(What to do) Give back the whole listing exactly as shown.

(Listed entries)
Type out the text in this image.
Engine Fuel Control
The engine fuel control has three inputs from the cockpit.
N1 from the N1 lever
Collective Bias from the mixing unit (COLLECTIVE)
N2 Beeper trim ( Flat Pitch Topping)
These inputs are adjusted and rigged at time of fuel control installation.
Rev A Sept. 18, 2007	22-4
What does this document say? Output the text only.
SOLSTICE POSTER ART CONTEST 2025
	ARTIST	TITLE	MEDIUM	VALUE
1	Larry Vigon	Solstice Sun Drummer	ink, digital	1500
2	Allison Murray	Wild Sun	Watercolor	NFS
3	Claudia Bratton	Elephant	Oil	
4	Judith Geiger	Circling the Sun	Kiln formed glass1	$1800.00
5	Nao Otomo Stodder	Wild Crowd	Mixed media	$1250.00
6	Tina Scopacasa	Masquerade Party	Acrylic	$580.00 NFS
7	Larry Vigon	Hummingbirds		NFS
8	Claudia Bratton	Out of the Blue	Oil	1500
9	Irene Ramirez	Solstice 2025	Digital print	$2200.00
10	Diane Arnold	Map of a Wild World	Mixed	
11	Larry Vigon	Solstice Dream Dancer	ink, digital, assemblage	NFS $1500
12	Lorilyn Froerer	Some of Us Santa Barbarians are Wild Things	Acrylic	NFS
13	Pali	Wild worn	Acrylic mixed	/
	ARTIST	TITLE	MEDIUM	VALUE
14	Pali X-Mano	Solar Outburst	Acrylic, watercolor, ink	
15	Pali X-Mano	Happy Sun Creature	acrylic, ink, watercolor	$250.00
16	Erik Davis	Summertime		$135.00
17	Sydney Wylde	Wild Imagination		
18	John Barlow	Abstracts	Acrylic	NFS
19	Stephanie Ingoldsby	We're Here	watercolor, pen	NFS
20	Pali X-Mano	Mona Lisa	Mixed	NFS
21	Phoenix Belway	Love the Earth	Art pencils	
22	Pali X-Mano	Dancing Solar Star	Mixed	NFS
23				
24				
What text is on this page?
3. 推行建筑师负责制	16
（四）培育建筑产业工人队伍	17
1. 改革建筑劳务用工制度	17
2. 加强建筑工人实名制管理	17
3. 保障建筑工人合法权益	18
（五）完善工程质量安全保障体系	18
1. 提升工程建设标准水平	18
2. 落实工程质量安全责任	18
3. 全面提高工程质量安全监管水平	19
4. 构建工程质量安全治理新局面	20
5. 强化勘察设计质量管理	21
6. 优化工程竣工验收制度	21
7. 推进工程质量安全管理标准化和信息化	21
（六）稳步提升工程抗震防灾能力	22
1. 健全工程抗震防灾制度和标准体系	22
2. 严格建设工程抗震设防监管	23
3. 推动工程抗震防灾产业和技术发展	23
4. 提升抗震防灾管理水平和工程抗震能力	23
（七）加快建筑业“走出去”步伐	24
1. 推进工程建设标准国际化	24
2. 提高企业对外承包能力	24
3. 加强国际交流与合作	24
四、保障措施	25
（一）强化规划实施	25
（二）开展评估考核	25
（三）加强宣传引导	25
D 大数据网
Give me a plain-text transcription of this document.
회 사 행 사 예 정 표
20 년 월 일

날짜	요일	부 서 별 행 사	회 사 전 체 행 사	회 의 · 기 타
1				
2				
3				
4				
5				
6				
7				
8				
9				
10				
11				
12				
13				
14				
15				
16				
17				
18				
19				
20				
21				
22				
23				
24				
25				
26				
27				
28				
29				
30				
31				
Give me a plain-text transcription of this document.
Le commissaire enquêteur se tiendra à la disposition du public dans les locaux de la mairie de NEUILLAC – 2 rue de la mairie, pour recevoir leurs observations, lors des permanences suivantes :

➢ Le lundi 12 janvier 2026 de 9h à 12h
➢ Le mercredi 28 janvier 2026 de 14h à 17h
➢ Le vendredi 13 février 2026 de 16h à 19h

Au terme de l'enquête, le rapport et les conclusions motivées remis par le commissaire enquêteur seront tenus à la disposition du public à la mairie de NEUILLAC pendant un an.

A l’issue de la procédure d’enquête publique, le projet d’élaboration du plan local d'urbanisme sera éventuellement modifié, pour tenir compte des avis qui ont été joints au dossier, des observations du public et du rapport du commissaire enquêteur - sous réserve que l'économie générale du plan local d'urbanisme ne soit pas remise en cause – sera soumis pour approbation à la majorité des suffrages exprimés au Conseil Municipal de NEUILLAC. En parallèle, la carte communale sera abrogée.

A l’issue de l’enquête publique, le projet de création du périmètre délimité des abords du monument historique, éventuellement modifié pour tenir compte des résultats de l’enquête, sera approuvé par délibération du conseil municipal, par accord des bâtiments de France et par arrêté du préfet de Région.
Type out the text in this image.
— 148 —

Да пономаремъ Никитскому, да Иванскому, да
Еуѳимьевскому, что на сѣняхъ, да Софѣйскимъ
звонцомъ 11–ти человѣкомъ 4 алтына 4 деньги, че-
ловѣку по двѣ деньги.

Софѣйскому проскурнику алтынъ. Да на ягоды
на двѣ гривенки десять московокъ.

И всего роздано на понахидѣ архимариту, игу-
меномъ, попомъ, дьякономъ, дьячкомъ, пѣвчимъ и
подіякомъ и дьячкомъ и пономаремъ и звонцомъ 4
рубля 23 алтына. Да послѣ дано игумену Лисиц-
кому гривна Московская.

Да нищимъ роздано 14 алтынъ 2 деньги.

(Exercise answer)
Type out the text in this image.
Engine Fuel Control
The engine fuel control has three inputs from the cockpit.
N1 from the N1 lever
Collective Bias from the mixing unit (COLLECTIVE)
N2 Beeper trim ( Flat Pitch Topping)
These inputs are adjusted and rigged at time of fuel control installation.
Rev A Sept. 18, 2007	22-4
What does this document say? Output the text only.
SOLSTICE POSTER ART CONTEST 2025
	ARTIST	TITLE	MEDIUM	VALUE
1	Larry Vigon	Solstice Sun Drummer	ink, digital	1500
2	Allison Murray	Wild Sun	Watercolor	NFS
3	Claudia Bratton	Elephant	Oil	
4	Judith Geiger	Circling the Sun	Kiln formed glass1	$1800.00
5	Nao Otomo Stodder	Wild Crowd	Mixed media	$1250.00
6	Tina Scopacasa	Masquerade Party	Acrylic	$580.00 NFS
7	Larry Vigon	Hummingbirds		NFS
8	Claudia Bratton	Out of the Blue	Oil	1500
9	Irene Ramirez	Solstice 2025	Digital print	$2200.00
10	Diane Arnold	Map of a Wild World	Mixed	
11	Larry Vigon	Solstice Dream Dancer	ink, digital, assemblage	NFS $1500
12	Lorilyn Froerer	Some of Us Santa Barbarians are Wild Things	Acrylic	NFS
13	Pali	Wild worn	Acrylic mixed	/
	ARTIST	TITLE	MEDIUM	VALUE
14	Pali X-Mano	Solar Outburst	Acrylic, watercolor, ink	
15	Pali X-Mano	Happy Sun Creature	acrylic, ink, watercolor	$250.00
16	Erik Davis	Summertime		$135.00
17	Sydney Wylde	Wild Imagination		
18	John Barlow	Abstracts	Acrylic	NFS
19	Stephanie Ingoldsby	We're Here	watercolor, pen	NFS
20	Pali X-Mano	Mona Lisa	Mixed	NFS
21	Phoenix Belway	Love the Earth	Art pencils	
22	Pali X-Mano	Dancing Solar Star	Mixed	NFS
23				
24				
What text is on this page?
3. 推行建筑师负责制	16
（四）培育建筑产业工人队伍	17
1. 改革建筑劳务用工制度	17
2. 加强建筑工人实名制管理	17
3. 保障建筑工人合法权益	18
（五）完善工程质量安全保障体系	18
1. 提升工程建设标准水平	18
2. 落实工程质量安全责任	18
3. 全面提高工程质量安全监管水平	19
4. 构建工程质量安全治理新局面	20
5. 强化勘察设计质量管理	21
6. 优化工程竣工验收制度	21
7. 推进工程质量安全管理标准化和信息化	21
（六）稳步提升工程抗震防灾能力	22
1. 健全工程抗震防灾制度和标准体系	22
2. 严格建设工程抗震设防监管	23
3. 推动工程抗震防灾产业和技术发展	23
4. 提升抗震防灾管理水平和工程抗震能力	23
（七）加快建筑业“走出去”步伐	24
1. 推进工程建设标准国际化	24
2. 提高企业对外承包能力	24
3. 加强国际交流与合作	24
四、保障措施	25
（一）强化规划实施	25
（二）开展评估考核	25
（三）加强宣传引导	25
D 大数据网
Give me a plain-text transcription of this document.
회 사 행 사 예 정 표
20 년 월 일

날짜	요일	부 서 별 행 사	회 사 전 체 행 사	회 의 · 기 타
1				
2				
3				
4				
5				
6				
7				
8				
9				
10				
11				
12				
13				
14				
15				
16				
17				
18				
19				
20				
21				
22				
23				
24				
25				
26				
27				
28				
29				
30				
31				
Give me a plain-text transcription of this document.
Le commissaire enquêteur se tiendra à la disposition du public dans les locaux de la mairie de NEUILLAC – 2 rue de la mairie, pour recevoir leurs observations, lors des permanences suivantes :

➢ Le lundi 12 janvier 2026 de 9h à 12h
➢ Le mercredi 28 janvier 2026 de 14h à 17h
➢ Le vendredi 13 février 2026 de 16h à 19h

Au terme de l'enquête, le rapport et les conclusions motivées remis par le commissaire enquêteur seront tenus à la disposition du public à la mairie de NEUILLAC pendant un an.

A l’issue de la procédure d’enquête publique, le projet d’élaboration du plan local d'urbanisme sera éventuellement modifié, pour tenir compte des avis qui ont été joints au dossier, des observations du public et du rapport du commissaire enquêteur - sous réserve que l'économie générale du plan local d'urbanisme ne soit pas remise en cause – sera soumis pour approbation à la majorité des suffrages exprimés au Conseil Municipal de NEUILLAC. En parallèle, la carte communale sera abrogée.

A l’issue de l’enquête publique, le projet de création du périmètre délimité des abords du monument historique, éventuellement modifié pour tenir compte des résultats de l’enquête, sera approuvé par délibération du conseil municipal, par accord des bâtiments de France et par arrêté du préfet de Région.
Type out the text in this image.
— 148 —

Да пономаремъ Никитскому, да Иванскому, да
Еуѳимьевскому, что на сѣняхъ, да Софѣйскимъ
звонцомъ 11–ти человѣкомъ 4 алтына 4 деньги, че-
ловѣку по двѣ деньги.

Софѣйскому проскурнику алтынъ. Да на ягоды
на двѣ гривенки десять московокъ.

И всего роздано на понахидѣ архимариту, игу-
меномъ, попомъ, дьякономъ, дьячкомъ, пѣвчимъ и
подіякомъ и дьячкомъ и пономаремъ и звонцомъ 4
рубля 23 алтына. Да послѣ дано игумену Лисиц-
кому гривна Московская.

Да нищимъ роздано 14 алтынъ 2 деньги.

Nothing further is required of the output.